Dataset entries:
====================
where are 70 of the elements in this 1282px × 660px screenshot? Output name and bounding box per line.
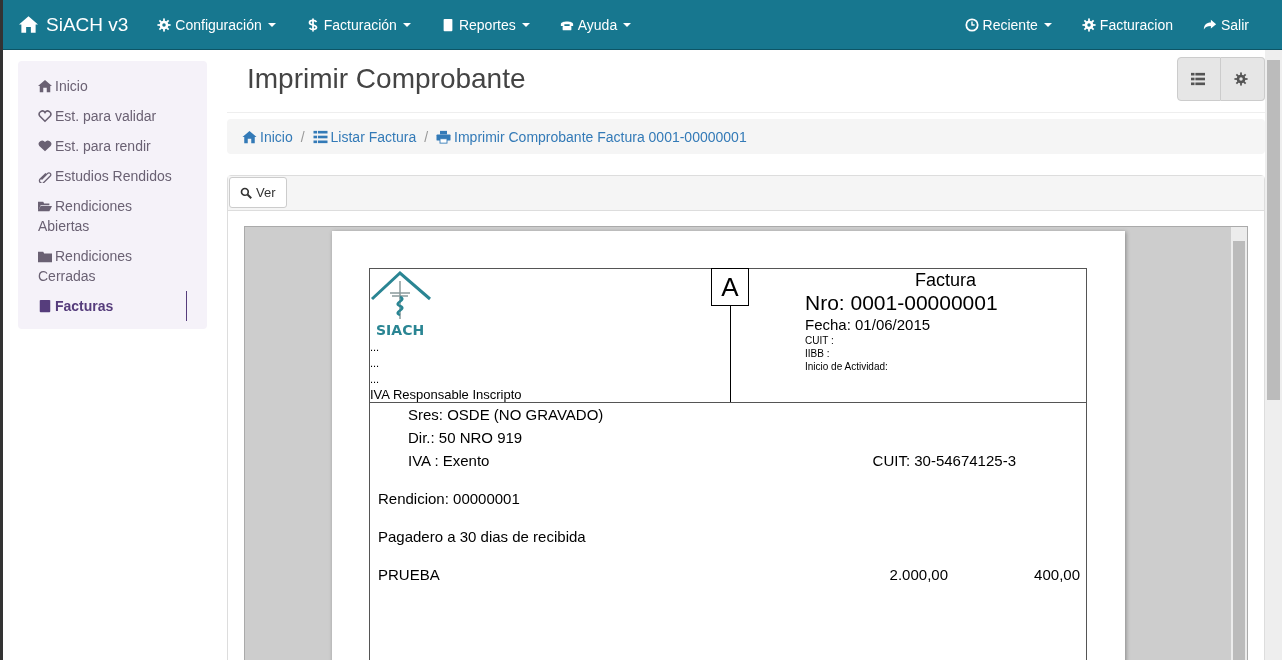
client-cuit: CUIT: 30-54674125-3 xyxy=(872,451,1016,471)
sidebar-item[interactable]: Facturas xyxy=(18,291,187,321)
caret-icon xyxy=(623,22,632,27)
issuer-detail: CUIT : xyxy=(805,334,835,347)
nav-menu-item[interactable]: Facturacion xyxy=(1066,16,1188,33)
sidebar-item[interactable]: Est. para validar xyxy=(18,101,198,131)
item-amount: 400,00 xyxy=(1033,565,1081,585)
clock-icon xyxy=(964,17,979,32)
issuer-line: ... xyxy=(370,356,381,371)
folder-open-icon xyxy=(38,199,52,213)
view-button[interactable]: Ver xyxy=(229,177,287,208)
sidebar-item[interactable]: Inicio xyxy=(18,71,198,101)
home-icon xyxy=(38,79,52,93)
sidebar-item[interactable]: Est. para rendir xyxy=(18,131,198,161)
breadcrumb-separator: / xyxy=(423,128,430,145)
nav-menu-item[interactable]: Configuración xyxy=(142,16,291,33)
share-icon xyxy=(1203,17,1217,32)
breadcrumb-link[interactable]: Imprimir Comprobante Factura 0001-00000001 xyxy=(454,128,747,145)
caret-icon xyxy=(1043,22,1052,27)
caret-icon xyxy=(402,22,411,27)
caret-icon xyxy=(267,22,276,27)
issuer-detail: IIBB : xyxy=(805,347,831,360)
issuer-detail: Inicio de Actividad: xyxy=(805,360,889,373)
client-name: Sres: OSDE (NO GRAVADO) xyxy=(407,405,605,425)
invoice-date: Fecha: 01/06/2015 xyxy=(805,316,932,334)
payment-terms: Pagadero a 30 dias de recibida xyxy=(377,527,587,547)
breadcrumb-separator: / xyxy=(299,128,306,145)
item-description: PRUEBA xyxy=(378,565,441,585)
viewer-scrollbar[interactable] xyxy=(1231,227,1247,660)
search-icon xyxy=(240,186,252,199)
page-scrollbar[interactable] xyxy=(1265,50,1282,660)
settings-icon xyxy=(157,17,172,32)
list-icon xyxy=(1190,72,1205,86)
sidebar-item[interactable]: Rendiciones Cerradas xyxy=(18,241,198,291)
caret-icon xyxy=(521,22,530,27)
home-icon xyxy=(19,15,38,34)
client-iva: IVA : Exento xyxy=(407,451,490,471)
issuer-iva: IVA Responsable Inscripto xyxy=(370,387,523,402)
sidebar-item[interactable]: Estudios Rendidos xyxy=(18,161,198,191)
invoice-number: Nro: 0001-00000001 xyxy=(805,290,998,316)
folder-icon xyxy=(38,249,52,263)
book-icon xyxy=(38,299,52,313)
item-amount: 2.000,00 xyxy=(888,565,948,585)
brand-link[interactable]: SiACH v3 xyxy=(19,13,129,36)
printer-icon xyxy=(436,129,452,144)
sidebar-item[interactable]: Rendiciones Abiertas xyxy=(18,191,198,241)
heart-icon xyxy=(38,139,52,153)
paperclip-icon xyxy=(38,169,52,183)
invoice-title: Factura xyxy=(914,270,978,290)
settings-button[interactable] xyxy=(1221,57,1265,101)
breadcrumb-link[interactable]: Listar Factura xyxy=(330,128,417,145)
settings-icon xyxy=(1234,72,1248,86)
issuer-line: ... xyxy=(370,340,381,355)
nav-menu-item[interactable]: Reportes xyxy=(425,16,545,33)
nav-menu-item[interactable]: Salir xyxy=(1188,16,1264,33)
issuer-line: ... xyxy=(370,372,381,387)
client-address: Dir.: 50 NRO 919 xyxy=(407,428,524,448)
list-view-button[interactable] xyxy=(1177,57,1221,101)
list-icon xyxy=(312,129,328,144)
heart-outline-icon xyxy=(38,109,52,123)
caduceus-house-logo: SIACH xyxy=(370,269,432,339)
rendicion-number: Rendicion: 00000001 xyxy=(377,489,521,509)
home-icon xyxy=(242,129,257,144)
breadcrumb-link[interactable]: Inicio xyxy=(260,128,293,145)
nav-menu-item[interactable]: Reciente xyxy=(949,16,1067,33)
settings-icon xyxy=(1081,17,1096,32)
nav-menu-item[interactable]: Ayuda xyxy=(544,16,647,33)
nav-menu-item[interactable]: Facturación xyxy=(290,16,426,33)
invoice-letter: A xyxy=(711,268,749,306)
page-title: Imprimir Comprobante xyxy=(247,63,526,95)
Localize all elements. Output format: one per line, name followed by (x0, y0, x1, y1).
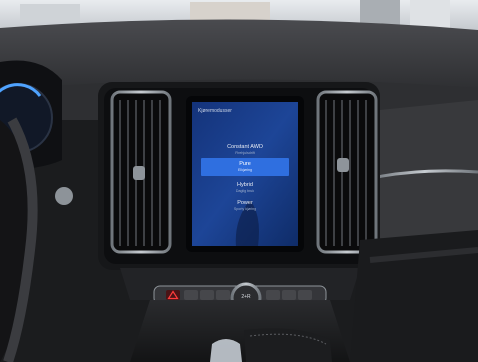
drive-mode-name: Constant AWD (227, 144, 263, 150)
====================
→ **WORK INSTRUCTIONS**:
Write out every line of the listing above exactly as it appears, leaving out the pictures.

→ **ANSWER TO THIS TASK**:
where are 70 of the elements in this 1282px × 660px screenshot? Output name and bounding box per line.
client-cuit: CUIT: 30-54674125-3 xyxy=(872,451,1016,471)
sidebar-item[interactable]: Facturas xyxy=(18,291,187,321)
caret-icon xyxy=(623,22,632,27)
issuer-detail: CUIT : xyxy=(805,334,835,347)
nav-menu-item[interactable]: Facturacion xyxy=(1066,16,1188,33)
sidebar-item[interactable]: Est. para validar xyxy=(18,101,198,131)
item-amount: 400,00 xyxy=(1033,565,1081,585)
clock-icon xyxy=(964,17,979,32)
issuer-line: ... xyxy=(370,356,381,371)
folder-open-icon xyxy=(38,199,52,213)
view-button[interactable]: Ver xyxy=(229,177,287,208)
sidebar-item[interactable]: Inicio xyxy=(18,71,198,101)
home-icon xyxy=(38,79,52,93)
sidebar-item[interactable]: Est. para rendir xyxy=(18,131,198,161)
breadcrumb-separator: / xyxy=(423,128,430,145)
nav-menu-item[interactable]: Configuración xyxy=(142,16,291,33)
share-icon xyxy=(1203,17,1217,32)
breadcrumb-link[interactable]: Imprimir Comprobante Factura 0001-00000001 xyxy=(454,128,747,145)
caret-icon xyxy=(1043,22,1052,27)
caret-icon xyxy=(402,22,411,27)
caret-icon xyxy=(267,22,276,27)
issuer-detail: IIBB : xyxy=(805,347,831,360)
issuer-detail: Inicio de Actividad: xyxy=(805,360,889,373)
client-name: Sres: OSDE (NO GRAVADO) xyxy=(407,405,605,425)
invoice-date: Fecha: 01/06/2015 xyxy=(805,316,932,334)
payment-terms: Pagadero a 30 dias de recibida xyxy=(377,527,587,547)
breadcrumb-separator: / xyxy=(299,128,306,145)
item-description: PRUEBA xyxy=(378,565,441,585)
viewer-scrollbar[interactable] xyxy=(1231,227,1247,660)
search-icon xyxy=(240,186,252,199)
page-scrollbar[interactable] xyxy=(1265,50,1282,660)
settings-icon xyxy=(157,17,172,32)
list-icon xyxy=(1190,72,1205,86)
sidebar-item[interactable]: Rendiciones Cerradas xyxy=(18,241,198,291)
caret-icon xyxy=(521,22,530,27)
home-icon xyxy=(19,15,38,34)
client-iva: IVA : Exento xyxy=(407,451,490,471)
issuer-iva: IVA Responsable Inscripto xyxy=(370,387,523,402)
sidebar-item[interactable]: Estudios Rendidos xyxy=(18,161,198,191)
invoice-number: Nro: 0001-00000001 xyxy=(805,290,998,316)
folder-icon xyxy=(38,249,52,263)
book-icon xyxy=(38,299,52,313)
item-amount: 2.000,00 xyxy=(888,565,948,585)
brand-link[interactable]: SiACH v3 xyxy=(19,13,129,36)
printer-icon xyxy=(436,129,452,144)
sidebar-item[interactable]: Rendiciones Abiertas xyxy=(18,191,198,241)
heart-icon xyxy=(38,139,52,153)
paperclip-icon xyxy=(38,169,52,183)
invoice-title: Factura xyxy=(914,270,978,290)
settings-button[interactable] xyxy=(1221,57,1265,101)
breadcrumb-link[interactable]: Listar Factura xyxy=(330,128,417,145)
settings-icon xyxy=(1234,72,1248,86)
issuer-line: ... xyxy=(370,340,381,355)
nav-menu-item[interactable]: Reportes xyxy=(425,16,545,33)
nav-menu-item[interactable]: Salir xyxy=(1188,16,1264,33)
issuer-line: ... xyxy=(370,372,381,387)
client-address: Dir.: 50 NRO 919 xyxy=(407,428,524,448)
list-view-button[interactable] xyxy=(1177,57,1221,101)
list-icon xyxy=(312,129,328,144)
heart-outline-icon xyxy=(38,109,52,123)
caduceus-house-logo: SIACH xyxy=(370,269,432,339)
rendicion-number: Rendicion: 00000001 xyxy=(377,489,521,509)
home-icon xyxy=(242,129,257,144)
breadcrumb-link[interactable]: Inicio xyxy=(260,128,293,145)
nav-menu-item[interactable]: Reciente xyxy=(949,16,1067,33)
settings-icon xyxy=(1081,17,1096,32)
nav-menu-item[interactable]: Ayuda xyxy=(544,16,647,33)
nav-menu-item[interactable]: Facturación xyxy=(290,16,426,33)
invoice-letter: A xyxy=(711,268,749,306)
page-title: Imprimir Comprobante xyxy=(247,63,526,95)
Localize all elements. Output format: one per line, name followed by (x0, y0, x1, y1).
drive-mode-name: Constant AWD (227, 144, 263, 150)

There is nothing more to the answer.